Exercise data:
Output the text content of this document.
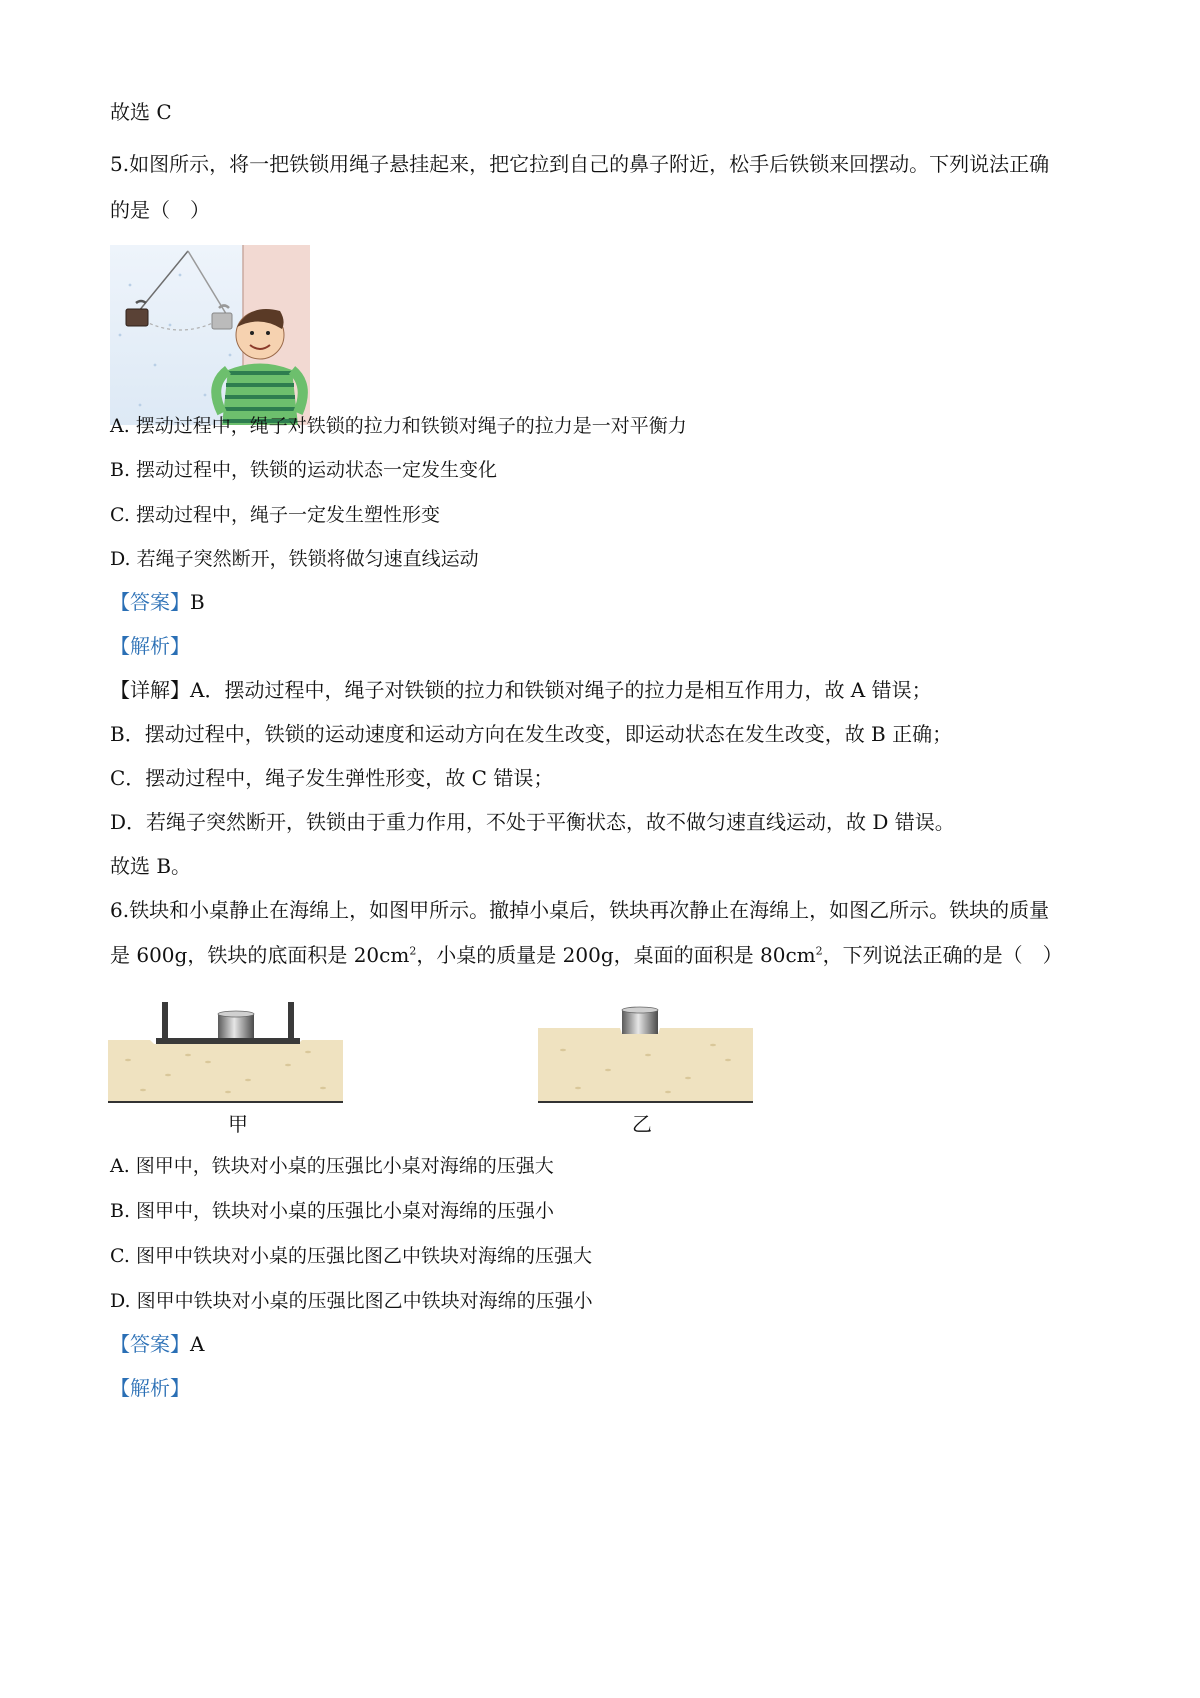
故选 C
5.如图所示，将一把铁锁用绳子悬挂起来，把它拉到自己的鼻子附近，松手后铁锁来回摆动。下列说法正确
的是（　）
A. 摆动过程中，绳子对铁锁的拉力和铁锁对绳子的拉力是一对平衡力
B. 摆动过程中，铁锁的运动状态一定发生变化
C. 摆动过程中，绳子一定发生塑性形变
D. 若绳子突然断开，铁锁将做匀速直线运动
【答案】B
【解析】
【详解】A．摆动过程中，绳子对铁锁的拉力和铁锁对绳子的拉力是相互作用力，故 A 错误；
B．摆动过程中，铁锁的运动速度和运动方向在发生改变，即运动状态在发生改变，故 B 正确；
C．摆动过程中，绳子发生弹性形变，故 C 错误；
D．若绳子突然断开，铁锁由于重力作用，不处于平衡状态，故不做匀速直线运动，故 D 错误。
故选 B。
6.铁块和小桌静止在海绵上，如图甲所示。撤掉小桌后，铁块再次静止在海绵上，如图乙所示。铁块的质量
是 600g，铁块的底面积是 $20cm^2$，小桌的质量是 200g，桌面的面积是 $80cm^2$，下列说法正确的是（　）
甲	乙
A. 图甲中，铁块对小桌的压强比小桌对海绵的压强大
B. 图甲中，铁块对小桌的压强比小桌对海绵的压强小
C. 图甲中铁块对小桌的压强比图乙中铁块对海绵的压强大
D. 图甲中铁块对小桌的压强比图乙中铁块对海绵的压强小
【答案】A
【解析】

Task requirements: Would you mind returning each entry above word for word, skipping the images?

Answer to this task:
Output the text content of this document.
故选 C
5.如图所示，将一把铁锁用绳子悬挂起来，把它拉到自己的鼻子附近，松手后铁锁来回摆动。下列说法正确
的是（　）
A. 摆动过程中，绳子对铁锁的拉力和铁锁对绳子的拉力是一对平衡力
B. 摆动过程中，铁锁的运动状态一定发生变化
C. 摆动过程中，绳子一定发生塑性形变
D. 若绳子突然断开，铁锁将做匀速直线运动
【答案】B
【解析】
【详解】A．摆动过程中，绳子对铁锁的拉力和铁锁对绳子的拉力是相互作用力，故 A 错误；
B．摆动过程中，铁锁的运动速度和运动方向在发生改变，即运动状态在发生改变，故 B 正确；
C．摆动过程中，绳子发生弹性形变，故 C 错误；
D．若绳子突然断开，铁锁由于重力作用，不处于平衡状态，故不做匀速直线运动，故 D 错误。
故选 B。
6.铁块和小桌静止在海绵上，如图甲所示。撤掉小桌后，铁块再次静止在海绵上，如图乙所示。铁块的质量
是 600g，铁块的底面积是 $20cm^2$，小桌的质量是 200g，桌面的面积是 $80cm^2$，下列说法正确的是（　）
甲	乙
A. 图甲中，铁块对小桌的压强比小桌对海绵的压强大
B. 图甲中，铁块对小桌的压强比小桌对海绵的压强小
C. 图甲中铁块对小桌的压强比图乙中铁块对海绵的压强大
D. 图甲中铁块对小桌的压强比图乙中铁块对海绵的压强小
【答案】A
【解析】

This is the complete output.